▶ Short exercise: Using the data below, gather each line that includes the word "ylabel".

▶ Input material:
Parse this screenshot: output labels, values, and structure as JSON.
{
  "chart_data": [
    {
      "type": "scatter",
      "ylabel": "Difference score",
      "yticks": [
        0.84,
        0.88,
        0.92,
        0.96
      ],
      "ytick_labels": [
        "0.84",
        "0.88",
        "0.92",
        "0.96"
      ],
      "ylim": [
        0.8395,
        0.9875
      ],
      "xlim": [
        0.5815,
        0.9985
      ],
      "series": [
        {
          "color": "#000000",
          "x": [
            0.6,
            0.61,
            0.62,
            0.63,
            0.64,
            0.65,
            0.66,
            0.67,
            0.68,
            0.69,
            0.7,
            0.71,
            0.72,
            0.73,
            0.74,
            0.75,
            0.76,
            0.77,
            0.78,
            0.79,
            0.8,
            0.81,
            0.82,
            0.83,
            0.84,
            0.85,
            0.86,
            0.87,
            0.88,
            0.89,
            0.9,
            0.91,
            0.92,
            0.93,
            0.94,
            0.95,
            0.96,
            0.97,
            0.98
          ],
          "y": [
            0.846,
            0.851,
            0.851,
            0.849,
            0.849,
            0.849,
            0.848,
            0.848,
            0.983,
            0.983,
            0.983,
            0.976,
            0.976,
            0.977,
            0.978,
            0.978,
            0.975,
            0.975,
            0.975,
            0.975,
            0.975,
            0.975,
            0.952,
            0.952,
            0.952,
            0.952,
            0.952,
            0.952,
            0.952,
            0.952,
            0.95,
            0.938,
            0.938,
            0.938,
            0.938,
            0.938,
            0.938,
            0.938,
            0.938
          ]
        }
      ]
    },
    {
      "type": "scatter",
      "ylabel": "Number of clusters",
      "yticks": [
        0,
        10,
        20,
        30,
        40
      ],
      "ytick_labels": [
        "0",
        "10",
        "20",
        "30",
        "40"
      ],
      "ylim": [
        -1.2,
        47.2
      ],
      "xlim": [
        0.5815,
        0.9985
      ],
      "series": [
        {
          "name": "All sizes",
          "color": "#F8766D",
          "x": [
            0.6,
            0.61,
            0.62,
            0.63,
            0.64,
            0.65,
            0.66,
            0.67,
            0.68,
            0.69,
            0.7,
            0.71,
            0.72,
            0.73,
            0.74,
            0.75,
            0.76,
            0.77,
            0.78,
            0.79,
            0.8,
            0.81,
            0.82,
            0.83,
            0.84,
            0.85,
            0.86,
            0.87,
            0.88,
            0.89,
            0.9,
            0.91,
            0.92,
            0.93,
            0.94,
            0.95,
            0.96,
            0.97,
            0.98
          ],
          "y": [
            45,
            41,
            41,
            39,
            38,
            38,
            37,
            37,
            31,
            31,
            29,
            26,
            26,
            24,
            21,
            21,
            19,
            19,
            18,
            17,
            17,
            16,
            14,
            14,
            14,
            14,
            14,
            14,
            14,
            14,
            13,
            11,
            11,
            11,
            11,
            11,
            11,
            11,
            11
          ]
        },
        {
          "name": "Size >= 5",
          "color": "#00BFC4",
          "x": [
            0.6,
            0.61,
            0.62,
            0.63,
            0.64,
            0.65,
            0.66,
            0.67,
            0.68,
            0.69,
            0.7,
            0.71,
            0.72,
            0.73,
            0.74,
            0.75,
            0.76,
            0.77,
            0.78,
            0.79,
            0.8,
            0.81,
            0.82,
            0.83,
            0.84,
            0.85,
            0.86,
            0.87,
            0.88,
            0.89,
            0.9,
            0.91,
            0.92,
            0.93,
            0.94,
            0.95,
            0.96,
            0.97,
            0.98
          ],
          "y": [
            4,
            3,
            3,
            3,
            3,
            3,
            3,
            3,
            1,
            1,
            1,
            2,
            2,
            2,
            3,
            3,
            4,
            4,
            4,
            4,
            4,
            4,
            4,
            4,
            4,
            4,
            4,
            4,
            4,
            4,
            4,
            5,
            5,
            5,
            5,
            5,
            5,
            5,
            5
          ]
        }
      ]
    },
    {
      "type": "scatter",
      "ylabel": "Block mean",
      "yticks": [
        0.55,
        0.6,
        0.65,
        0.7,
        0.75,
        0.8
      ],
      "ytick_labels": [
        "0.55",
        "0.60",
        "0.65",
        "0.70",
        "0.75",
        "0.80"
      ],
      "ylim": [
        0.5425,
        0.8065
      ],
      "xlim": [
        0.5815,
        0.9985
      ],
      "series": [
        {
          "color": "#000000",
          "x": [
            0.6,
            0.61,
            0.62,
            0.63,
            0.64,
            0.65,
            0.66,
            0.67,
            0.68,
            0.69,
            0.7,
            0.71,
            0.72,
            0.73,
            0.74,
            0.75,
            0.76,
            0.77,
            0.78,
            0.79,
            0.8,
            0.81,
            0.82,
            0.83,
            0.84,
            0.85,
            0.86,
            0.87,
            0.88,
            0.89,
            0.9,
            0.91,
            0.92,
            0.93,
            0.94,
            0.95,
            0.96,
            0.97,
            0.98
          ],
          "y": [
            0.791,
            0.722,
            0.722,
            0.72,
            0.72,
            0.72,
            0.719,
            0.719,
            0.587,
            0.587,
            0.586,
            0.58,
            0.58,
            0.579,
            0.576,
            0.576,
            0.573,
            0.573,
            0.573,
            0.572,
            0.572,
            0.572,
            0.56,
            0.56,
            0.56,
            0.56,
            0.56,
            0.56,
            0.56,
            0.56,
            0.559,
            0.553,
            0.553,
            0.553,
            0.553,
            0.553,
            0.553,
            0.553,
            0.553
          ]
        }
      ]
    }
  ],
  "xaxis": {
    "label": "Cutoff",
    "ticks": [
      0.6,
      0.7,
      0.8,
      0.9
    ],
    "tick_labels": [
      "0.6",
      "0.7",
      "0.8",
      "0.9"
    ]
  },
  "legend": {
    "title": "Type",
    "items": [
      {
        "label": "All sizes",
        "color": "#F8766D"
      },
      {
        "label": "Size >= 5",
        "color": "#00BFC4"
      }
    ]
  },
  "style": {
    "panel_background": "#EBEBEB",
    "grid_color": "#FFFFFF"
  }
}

▶ Output:
      "ylabel": "Difference score",
      "ylabel": "Number of clusters",
      "ylabel": "Block mean",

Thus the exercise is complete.